### REQUIRED WORK
Look through the lines and report how many include the word "name", giving nothing but the number.

====================

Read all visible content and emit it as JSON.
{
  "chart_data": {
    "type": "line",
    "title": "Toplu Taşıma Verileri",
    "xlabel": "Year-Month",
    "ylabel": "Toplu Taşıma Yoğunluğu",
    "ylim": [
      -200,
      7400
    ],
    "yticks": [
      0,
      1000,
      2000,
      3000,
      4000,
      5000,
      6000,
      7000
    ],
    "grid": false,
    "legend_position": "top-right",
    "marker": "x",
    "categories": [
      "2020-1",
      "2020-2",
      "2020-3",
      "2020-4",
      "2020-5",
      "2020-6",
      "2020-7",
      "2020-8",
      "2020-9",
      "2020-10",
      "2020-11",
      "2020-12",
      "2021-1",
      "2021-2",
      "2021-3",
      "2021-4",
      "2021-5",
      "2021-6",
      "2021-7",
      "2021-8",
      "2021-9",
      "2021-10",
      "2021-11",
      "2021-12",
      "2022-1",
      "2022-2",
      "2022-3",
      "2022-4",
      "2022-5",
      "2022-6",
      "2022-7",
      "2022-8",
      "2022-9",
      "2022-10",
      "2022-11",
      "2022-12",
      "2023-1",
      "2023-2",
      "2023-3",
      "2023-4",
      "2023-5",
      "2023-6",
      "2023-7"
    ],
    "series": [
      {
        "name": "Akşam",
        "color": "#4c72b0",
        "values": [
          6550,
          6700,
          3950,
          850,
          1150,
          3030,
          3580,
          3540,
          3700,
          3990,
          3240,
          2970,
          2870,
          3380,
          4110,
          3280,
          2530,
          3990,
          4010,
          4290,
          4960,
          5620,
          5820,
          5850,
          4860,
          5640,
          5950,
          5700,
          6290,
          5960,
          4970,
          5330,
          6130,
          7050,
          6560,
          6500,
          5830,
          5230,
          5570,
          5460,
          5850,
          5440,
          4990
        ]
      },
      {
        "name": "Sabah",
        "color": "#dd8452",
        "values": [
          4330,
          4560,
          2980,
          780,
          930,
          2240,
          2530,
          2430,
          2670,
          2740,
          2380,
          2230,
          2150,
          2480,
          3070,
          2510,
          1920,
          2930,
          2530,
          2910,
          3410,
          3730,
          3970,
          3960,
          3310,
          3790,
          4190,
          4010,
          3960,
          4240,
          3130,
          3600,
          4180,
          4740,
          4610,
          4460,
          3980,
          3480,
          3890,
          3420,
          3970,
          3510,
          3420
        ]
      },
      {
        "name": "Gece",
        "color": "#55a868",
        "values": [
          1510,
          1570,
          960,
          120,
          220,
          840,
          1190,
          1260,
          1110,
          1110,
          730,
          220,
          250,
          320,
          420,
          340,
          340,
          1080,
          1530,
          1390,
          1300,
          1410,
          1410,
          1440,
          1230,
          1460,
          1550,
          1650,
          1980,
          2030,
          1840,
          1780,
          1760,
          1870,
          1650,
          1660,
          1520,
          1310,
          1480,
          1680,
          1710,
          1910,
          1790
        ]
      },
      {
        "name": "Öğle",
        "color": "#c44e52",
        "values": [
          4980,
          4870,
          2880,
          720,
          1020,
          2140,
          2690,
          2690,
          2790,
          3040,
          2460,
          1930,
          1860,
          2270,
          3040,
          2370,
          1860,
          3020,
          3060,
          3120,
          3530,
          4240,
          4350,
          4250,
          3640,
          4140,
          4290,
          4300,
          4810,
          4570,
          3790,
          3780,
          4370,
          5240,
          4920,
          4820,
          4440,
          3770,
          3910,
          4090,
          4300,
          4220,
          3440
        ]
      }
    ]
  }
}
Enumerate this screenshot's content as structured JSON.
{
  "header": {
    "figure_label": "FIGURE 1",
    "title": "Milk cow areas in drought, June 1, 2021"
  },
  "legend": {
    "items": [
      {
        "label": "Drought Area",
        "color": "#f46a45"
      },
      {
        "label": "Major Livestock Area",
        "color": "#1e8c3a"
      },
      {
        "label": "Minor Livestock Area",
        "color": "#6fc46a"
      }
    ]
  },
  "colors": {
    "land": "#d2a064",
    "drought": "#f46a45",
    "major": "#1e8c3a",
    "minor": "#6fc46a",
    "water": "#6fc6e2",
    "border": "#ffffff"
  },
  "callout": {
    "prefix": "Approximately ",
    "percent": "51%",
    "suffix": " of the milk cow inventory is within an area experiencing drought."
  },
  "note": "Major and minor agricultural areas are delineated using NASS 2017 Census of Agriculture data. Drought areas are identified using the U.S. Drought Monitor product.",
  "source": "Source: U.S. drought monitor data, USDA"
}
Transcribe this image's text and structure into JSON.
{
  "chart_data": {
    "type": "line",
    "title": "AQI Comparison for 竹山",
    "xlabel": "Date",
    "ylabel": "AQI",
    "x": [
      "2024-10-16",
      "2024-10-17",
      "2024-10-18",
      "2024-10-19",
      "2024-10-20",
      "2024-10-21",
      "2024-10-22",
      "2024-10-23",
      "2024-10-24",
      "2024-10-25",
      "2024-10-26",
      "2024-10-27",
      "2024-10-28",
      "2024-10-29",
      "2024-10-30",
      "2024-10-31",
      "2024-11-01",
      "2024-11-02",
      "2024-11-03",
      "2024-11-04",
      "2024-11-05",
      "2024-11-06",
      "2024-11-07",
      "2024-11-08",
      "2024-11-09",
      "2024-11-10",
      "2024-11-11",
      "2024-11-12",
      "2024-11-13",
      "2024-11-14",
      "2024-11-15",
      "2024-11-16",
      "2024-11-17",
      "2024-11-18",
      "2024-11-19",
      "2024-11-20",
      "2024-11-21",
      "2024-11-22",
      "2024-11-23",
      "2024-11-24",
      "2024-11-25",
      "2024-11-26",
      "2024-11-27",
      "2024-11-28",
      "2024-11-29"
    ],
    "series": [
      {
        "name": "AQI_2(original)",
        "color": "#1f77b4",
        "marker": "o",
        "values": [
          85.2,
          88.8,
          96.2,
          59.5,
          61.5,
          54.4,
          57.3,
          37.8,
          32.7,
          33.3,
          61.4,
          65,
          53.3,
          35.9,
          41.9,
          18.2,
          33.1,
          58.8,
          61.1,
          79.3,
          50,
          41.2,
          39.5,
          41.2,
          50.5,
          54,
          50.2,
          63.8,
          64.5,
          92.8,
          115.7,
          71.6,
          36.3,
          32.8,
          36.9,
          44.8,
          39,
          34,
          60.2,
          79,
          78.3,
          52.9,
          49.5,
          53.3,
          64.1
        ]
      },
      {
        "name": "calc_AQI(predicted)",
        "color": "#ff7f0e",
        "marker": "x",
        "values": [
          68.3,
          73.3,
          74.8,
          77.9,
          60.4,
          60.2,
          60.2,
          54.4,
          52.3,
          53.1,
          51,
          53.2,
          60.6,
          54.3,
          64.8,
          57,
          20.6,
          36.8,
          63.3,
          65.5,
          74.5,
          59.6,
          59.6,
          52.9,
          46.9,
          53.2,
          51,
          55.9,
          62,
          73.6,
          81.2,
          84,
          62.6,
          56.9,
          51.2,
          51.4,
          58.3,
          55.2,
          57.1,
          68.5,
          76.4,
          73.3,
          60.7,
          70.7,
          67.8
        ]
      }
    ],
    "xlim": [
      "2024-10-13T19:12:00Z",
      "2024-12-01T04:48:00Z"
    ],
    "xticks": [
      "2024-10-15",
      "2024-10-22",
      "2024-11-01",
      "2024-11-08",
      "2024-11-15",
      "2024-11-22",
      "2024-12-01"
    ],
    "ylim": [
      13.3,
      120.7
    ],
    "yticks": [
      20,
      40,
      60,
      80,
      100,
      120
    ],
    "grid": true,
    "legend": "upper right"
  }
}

====================

### RESPONSE
6